## [TASK PROMPT]
Copy the listing word for word, from its first line through the line that contains "code-line-9[interactable]: 9#define FBTYPE_SANDYIVY", with both of those lines included.
##### DATA SUPPLIED
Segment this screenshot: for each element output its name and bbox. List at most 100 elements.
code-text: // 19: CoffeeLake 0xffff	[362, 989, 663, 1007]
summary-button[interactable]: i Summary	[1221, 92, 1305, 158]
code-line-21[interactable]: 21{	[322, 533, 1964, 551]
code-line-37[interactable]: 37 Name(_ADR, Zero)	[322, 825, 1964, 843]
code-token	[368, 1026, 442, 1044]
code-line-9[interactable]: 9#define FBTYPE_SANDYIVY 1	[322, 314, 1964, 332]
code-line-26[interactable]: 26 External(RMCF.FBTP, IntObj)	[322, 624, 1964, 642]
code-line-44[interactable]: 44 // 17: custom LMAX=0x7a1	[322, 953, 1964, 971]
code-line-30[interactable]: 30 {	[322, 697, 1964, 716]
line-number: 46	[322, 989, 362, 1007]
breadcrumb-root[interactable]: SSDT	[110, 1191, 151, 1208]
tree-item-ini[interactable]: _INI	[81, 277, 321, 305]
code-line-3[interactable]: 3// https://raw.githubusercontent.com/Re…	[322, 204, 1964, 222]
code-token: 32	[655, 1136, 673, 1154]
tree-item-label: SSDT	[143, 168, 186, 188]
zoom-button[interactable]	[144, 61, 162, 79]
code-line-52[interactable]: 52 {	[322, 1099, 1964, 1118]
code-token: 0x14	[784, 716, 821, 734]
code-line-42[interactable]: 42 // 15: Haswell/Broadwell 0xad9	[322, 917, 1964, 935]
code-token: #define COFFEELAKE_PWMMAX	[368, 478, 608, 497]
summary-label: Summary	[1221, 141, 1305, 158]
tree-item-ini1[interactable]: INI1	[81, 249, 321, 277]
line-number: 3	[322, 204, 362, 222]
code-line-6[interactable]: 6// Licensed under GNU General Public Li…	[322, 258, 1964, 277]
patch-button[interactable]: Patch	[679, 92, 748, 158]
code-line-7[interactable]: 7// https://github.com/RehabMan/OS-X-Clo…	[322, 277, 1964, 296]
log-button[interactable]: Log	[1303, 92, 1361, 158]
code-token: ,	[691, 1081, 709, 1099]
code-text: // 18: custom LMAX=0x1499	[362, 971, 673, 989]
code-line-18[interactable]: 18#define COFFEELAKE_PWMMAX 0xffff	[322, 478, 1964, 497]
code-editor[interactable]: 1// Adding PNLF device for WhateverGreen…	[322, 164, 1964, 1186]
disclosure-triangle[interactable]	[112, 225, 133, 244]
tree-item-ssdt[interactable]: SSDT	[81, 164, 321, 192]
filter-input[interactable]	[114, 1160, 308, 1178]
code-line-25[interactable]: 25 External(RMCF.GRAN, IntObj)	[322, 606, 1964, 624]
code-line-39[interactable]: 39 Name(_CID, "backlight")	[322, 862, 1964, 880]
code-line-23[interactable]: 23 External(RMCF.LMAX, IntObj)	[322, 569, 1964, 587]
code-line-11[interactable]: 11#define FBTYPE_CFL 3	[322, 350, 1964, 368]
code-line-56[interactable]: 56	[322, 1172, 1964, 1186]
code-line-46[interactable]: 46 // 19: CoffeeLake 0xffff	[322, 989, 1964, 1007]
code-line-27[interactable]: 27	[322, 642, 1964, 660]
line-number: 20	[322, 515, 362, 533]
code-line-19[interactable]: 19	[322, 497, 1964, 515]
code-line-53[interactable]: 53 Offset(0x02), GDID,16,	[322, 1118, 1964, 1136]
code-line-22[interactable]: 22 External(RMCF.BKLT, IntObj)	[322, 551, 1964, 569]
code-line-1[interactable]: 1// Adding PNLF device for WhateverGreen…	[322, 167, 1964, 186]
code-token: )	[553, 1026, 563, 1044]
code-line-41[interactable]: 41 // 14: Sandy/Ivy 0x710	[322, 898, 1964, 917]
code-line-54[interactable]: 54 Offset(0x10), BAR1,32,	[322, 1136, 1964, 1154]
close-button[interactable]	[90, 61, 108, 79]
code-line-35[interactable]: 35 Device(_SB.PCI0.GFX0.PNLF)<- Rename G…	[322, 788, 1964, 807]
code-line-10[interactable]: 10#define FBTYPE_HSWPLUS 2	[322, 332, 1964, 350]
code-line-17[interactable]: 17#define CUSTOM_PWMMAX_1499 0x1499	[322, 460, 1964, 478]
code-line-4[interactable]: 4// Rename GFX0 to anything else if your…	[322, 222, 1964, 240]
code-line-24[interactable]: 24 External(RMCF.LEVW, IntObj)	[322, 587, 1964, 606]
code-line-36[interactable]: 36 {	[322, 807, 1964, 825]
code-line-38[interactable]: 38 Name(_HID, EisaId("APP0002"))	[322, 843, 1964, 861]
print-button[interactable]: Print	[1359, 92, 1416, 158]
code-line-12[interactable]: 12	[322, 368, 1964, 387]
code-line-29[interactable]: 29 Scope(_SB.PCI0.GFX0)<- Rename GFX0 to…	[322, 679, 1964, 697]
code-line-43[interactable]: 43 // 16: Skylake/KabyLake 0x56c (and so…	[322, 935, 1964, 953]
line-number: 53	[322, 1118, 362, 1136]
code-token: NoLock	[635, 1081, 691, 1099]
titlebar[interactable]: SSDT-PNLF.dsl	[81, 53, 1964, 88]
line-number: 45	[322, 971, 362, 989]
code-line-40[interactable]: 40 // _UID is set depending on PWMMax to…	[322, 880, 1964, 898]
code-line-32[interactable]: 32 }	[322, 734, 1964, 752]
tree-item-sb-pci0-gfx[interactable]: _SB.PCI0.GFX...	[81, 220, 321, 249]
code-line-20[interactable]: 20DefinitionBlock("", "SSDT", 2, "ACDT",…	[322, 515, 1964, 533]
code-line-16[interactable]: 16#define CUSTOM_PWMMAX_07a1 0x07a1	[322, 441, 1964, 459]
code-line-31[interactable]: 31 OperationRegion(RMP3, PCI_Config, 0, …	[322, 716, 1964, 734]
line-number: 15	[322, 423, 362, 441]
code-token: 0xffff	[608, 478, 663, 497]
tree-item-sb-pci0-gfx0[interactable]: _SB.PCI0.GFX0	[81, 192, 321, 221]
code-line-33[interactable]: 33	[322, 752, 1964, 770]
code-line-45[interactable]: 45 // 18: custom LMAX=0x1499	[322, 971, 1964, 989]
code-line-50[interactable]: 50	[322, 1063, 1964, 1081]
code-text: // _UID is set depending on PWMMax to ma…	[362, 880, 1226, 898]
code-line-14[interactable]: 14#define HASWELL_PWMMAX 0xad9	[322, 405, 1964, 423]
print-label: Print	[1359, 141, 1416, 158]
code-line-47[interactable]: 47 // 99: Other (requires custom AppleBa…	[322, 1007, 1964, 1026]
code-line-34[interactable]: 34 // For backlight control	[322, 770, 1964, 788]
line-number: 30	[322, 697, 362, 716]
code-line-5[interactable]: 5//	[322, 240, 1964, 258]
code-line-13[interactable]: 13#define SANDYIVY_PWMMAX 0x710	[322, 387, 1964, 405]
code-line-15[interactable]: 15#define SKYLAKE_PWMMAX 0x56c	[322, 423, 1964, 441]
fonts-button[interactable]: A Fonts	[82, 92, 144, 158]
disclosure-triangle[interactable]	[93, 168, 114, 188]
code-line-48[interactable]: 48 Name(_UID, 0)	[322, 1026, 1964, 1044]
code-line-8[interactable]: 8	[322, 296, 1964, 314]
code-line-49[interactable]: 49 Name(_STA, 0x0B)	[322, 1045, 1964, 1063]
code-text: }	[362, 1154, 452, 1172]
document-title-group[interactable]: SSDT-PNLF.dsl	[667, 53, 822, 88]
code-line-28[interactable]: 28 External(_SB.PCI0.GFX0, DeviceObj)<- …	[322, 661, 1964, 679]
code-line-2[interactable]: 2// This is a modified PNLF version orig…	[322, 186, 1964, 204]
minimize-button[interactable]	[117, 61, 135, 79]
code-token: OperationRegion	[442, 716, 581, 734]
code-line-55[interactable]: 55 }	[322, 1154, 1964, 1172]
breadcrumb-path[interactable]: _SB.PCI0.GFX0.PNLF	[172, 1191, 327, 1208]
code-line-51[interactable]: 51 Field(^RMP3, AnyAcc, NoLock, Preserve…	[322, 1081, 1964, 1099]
##########
## [REPLY]
Segment this screenshot: for each element output its name and bbox. List at most 100 elements.
code-text: // 19: CoffeeLake 0xffff	[362, 989, 663, 1007]
summary-button[interactable]: i Summary	[1221, 92, 1305, 158]
code-line-21[interactable]: 21{	[322, 533, 1964, 551]
code-line-37[interactable]: 37 Name(_ADR, Zero)	[322, 825, 1964, 843]
code-token	[368, 1026, 442, 1044]
code-line-9[interactable]: 9#define FBTYPE_SANDYIVY 1	[322, 314, 1964, 332]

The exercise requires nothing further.